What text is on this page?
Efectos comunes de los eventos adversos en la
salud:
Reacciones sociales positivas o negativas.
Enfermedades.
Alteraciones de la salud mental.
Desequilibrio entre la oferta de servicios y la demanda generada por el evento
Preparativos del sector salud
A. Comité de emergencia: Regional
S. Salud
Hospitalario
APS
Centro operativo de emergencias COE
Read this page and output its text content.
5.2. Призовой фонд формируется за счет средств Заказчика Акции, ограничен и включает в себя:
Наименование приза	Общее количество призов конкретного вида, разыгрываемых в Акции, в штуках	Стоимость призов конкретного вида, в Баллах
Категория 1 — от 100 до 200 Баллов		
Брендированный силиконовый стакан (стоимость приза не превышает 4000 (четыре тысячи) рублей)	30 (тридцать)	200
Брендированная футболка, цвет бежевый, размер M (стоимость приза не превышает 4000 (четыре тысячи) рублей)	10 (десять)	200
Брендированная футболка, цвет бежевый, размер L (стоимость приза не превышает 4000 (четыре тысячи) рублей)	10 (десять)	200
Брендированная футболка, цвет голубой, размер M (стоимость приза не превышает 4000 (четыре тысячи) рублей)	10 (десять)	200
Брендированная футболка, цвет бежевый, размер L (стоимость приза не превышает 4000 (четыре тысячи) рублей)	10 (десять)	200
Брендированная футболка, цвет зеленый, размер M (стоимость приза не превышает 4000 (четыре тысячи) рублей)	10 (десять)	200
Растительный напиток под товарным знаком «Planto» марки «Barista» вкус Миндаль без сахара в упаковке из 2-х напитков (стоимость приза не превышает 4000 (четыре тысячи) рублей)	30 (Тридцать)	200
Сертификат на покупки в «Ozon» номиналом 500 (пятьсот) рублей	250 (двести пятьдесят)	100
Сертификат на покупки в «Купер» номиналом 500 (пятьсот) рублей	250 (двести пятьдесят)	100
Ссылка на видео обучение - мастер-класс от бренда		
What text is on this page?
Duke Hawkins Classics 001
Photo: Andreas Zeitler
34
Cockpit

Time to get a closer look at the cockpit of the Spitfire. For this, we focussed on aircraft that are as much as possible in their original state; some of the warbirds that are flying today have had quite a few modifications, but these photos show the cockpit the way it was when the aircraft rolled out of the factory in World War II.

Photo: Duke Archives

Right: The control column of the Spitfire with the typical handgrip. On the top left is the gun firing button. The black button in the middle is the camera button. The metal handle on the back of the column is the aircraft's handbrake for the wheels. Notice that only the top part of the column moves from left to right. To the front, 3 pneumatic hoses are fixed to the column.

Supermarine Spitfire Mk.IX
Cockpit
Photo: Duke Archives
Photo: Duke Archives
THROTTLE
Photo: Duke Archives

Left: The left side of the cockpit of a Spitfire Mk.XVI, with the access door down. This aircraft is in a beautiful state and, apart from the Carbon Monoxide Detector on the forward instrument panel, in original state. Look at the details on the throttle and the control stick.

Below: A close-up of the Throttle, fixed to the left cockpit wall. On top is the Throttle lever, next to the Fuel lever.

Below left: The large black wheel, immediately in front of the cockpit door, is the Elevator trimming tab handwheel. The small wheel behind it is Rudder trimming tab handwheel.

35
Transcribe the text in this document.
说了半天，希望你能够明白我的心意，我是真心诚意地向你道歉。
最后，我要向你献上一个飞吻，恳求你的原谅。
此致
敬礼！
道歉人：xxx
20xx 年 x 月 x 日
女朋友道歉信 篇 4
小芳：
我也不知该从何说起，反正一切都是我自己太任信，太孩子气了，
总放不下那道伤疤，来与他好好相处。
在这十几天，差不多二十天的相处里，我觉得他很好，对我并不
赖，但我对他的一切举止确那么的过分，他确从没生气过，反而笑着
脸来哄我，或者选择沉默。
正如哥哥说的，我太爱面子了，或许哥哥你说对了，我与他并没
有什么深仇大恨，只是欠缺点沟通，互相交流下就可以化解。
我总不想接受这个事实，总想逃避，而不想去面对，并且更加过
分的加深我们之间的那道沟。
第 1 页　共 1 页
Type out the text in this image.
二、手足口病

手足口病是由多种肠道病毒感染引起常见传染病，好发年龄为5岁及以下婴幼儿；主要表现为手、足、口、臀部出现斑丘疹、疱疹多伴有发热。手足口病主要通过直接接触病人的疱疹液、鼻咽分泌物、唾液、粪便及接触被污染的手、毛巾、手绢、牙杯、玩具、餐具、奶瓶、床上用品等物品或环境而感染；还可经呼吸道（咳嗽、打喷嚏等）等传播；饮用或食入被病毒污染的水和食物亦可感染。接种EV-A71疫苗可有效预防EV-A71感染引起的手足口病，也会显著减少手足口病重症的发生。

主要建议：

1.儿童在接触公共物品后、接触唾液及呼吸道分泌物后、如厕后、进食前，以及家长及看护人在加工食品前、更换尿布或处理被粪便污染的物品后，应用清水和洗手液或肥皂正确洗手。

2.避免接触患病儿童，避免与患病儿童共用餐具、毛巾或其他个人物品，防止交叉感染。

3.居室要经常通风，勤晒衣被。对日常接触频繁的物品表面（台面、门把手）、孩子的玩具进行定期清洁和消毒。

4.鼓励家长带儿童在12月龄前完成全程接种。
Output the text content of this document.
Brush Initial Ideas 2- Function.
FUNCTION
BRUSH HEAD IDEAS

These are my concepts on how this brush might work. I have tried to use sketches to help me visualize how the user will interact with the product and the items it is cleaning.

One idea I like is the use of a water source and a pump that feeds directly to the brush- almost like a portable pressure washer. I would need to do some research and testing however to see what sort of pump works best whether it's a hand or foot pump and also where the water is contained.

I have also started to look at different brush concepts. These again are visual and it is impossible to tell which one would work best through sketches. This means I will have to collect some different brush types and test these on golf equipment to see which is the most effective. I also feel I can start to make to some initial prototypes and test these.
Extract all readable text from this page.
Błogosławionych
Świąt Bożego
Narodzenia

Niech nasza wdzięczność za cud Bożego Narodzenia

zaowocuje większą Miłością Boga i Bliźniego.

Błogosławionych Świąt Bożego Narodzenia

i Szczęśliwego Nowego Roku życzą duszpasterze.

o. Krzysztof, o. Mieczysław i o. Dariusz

○ ○ ○ ○ ○

*What you will do:*
Write out all the lines again, exactly as they are.

*Completed exercise:*
What text is on this page?
Efectos comunes de los eventos adversos en la
salud:
Reacciones sociales positivas o negativas.
Enfermedades.
Alteraciones de la salud mental.
Desequilibrio entre la oferta de servicios y la demanda generada por el evento
Preparativos del sector salud
A. Comité de emergencia: Regional
S. Salud
Hospitalario
APS
Centro operativo de emergencias COE
Read this page and output its text content.
5.2. Призовой фонд формируется за счет средств Заказчика Акции, ограничен и включает в себя:
Наименование приза	Общее количество призов конкретного вида, разыгрываемых в Акции, в штуках	Стоимость призов конкретного вида, в Баллах
Категория 1 — от 100 до 200 Баллов		
Брендированный силиконовый стакан (стоимость приза не превышает 4000 (четыре тысячи) рублей)	30 (тридцать)	200
Брендированная футболка, цвет бежевый, размер M (стоимость приза не превышает 4000 (четыре тысячи) рублей)	10 (десять)	200
Брендированная футболка, цвет бежевый, размер L (стоимость приза не превышает 4000 (четыре тысячи) рублей)	10 (десять)	200
Брендированная футболка, цвет голубой, размер M (стоимость приза не превышает 4000 (четыре тысячи) рублей)	10 (десять)	200
Брендированная футболка, цвет бежевый, размер L (стоимость приза не превышает 4000 (четыре тысячи) рублей)	10 (десять)	200
Брендированная футболка, цвет зеленый, размер M (стоимость приза не превышает 4000 (четыре тысячи) рублей)	10 (десять)	200
Растительный напиток под товарным знаком «Planto» марки «Barista» вкус Миндаль без сахара в упаковке из 2-х напитков (стоимость приза не превышает 4000 (четыре тысячи) рублей)	30 (Тридцать)	200
Сертификат на покупки в «Ozon» номиналом 500 (пятьсот) рублей	250 (двести пятьдесят)	100
Сертификат на покупки в «Купер» номиналом 500 (пятьсот) рублей	250 (двести пятьдесят)	100
Ссылка на видео обучение - мастер-класс от бренда		
What text is on this page?
Duke Hawkins Classics 001
Photo: Andreas Zeitler
34
Cockpit

Time to get a closer look at the cockpit of the Spitfire. For this, we focussed on aircraft that are as much as possible in their original state; some of the warbirds that are flying today have had quite a few modifications, but these photos show the cockpit the way it was when the aircraft rolled out of the factory in World War II.

Photo: Duke Archives

Right: The control column of the Spitfire with the typical handgrip. On the top left is the gun firing button. The black button in the middle is the camera button. The metal handle on the back of the column is the aircraft's handbrake for the wheels. Notice that only the top part of the column moves from left to right. To the front, 3 pneumatic hoses are fixed to the column.

Supermarine Spitfire Mk.IX
Cockpit
Photo: Duke Archives
Photo: Duke Archives
THROTTLE
Photo: Duke Archives

Left: The left side of the cockpit of a Spitfire Mk.XVI, with the access door down. This aircraft is in a beautiful state and, apart from the Carbon Monoxide Detector on the forward instrument panel, in original state. Look at the details on the throttle and the control stick.

Below: A close-up of the Throttle, fixed to the left cockpit wall. On top is the Throttle lever, next to the Fuel lever.

Below left: The large black wheel, immediately in front of the cockpit door, is the Elevator trimming tab handwheel. The small wheel behind it is Rudder trimming tab handwheel.

35
Transcribe the text in this document.
说了半天，希望你能够明白我的心意，我是真心诚意地向你道歉。
最后，我要向你献上一个飞吻，恳求你的原谅。
此致
敬礼！
道歉人：xxx
20xx 年 x 月 x 日
女朋友道歉信 篇 4
小芳：
我也不知该从何说起，反正一切都是我自己太任信，太孩子气了，
总放不下那道伤疤，来与他好好相处。
在这十几天，差不多二十天的相处里，我觉得他很好，对我并不
赖，但我对他的一切举止确那么的过分，他确从没生气过，反而笑着
脸来哄我，或者选择沉默。
正如哥哥说的，我太爱面子了，或许哥哥你说对了，我与他并没
有什么深仇大恨，只是欠缺点沟通，互相交流下就可以化解。
我总不想接受这个事实，总想逃避，而不想去面对，并且更加过
分的加深我们之间的那道沟。
第 1 页　共 1 页
Type out the text in this image.
二、手足口病

手足口病是由多种肠道病毒感染引起常见传染病，好发年龄为5岁及以下婴幼儿；主要表现为手、足、口、臀部出现斑丘疹、疱疹多伴有发热。手足口病主要通过直接接触病人的疱疹液、鼻咽分泌物、唾液、粪便及接触被污染的手、毛巾、手绢、牙杯、玩具、餐具、奶瓶、床上用品等物品或环境而感染；还可经呼吸道（咳嗽、打喷嚏等）等传播；饮用或食入被病毒污染的水和食物亦可感染。接种EV-A71疫苗可有效预防EV-A71感染引起的手足口病，也会显著减少手足口病重症的发生。

主要建议：

1.儿童在接触公共物品后、接触唾液及呼吸道分泌物后、如厕后、进食前，以及家长及看护人在加工食品前、更换尿布或处理被粪便污染的物品后，应用清水和洗手液或肥皂正确洗手。

2.避免接触患病儿童，避免与患病儿童共用餐具、毛巾或其他个人物品，防止交叉感染。

3.居室要经常通风，勤晒衣被。对日常接触频繁的物品表面（台面、门把手）、孩子的玩具进行定期清洁和消毒。

4.鼓励家长带儿童在12月龄前完成全程接种。
Output the text content of this document.
Brush Initial Ideas 2- Function.
FUNCTION
BRUSH HEAD IDEAS

These are my concepts on how this brush might work. I have tried to use sketches to help me visualize how the user will interact with the product and the items it is cleaning.

One idea I like is the use of a water source and a pump that feeds directly to the brush- almost like a portable pressure washer. I would need to do some research and testing however to see what sort of pump works best whether it's a hand or foot pump and also where the water is contained.

I have also started to look at different brush concepts. These again are visual and it is impossible to tell which one would work best through sketches. This means I will have to collect some different brush types and test these on golf equipment to see which is the most effective. I also feel I can start to make to some initial prototypes and test these.
Extract all readable text from this page.
Błogosławionych
Świąt Bożego
Narodzenia

Niech nasza wdzięczność za cud Bożego Narodzenia

zaowocuje większą Miłością Boga i Bliźniego.

Błogosławionych Świąt Bożego Narodzenia

i Szczęśliwego Nowego Roku życzą duszpasterze.

o. Krzysztof, o. Mieczysław i o. Dariusz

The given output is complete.